▸ **Aim of the task**: Gather up all lines that carry the word "avançadas".

-.-.-

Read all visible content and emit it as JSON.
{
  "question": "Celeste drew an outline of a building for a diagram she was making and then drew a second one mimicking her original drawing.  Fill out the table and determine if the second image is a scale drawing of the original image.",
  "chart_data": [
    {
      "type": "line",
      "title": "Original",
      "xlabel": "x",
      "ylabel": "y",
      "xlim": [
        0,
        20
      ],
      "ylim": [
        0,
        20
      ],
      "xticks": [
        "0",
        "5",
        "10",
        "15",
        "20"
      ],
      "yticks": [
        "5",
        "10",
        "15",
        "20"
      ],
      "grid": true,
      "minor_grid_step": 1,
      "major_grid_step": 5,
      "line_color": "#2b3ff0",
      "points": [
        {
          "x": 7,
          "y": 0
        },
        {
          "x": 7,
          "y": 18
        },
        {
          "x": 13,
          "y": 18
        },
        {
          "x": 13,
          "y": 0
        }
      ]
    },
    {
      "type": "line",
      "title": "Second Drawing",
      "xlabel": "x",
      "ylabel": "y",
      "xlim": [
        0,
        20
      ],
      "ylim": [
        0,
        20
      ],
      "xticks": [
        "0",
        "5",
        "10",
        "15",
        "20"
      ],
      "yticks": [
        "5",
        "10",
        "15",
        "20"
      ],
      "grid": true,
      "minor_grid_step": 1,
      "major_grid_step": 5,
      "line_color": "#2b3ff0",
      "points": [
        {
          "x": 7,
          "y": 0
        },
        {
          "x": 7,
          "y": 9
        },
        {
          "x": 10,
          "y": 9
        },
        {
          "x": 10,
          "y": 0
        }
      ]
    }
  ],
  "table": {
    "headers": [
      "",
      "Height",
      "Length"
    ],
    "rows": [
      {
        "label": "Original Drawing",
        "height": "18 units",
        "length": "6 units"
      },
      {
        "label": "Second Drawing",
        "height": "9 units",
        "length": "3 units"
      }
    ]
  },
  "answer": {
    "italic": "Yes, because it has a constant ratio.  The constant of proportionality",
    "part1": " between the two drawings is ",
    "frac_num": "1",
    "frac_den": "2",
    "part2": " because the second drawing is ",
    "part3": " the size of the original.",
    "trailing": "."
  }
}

-.-.-

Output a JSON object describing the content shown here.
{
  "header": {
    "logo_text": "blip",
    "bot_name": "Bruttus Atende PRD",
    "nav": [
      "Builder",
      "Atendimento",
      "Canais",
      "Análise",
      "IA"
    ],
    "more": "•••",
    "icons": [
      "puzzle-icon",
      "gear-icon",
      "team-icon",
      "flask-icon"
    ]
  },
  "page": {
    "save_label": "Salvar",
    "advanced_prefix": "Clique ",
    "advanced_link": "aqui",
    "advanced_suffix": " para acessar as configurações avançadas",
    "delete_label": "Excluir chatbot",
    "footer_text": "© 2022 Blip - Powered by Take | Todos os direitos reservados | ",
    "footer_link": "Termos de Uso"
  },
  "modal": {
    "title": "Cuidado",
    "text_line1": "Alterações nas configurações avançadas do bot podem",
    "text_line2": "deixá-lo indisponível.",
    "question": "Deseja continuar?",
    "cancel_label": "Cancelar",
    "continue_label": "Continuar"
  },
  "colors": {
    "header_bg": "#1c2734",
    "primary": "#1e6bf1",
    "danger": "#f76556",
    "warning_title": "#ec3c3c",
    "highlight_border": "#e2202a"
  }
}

-.-.-

▸ **Solved problem**:
    "advanced_suffix": " para acessar as configurações avançadas",
    "text_line1": "Alterações nas configurações avançadas do bot podem",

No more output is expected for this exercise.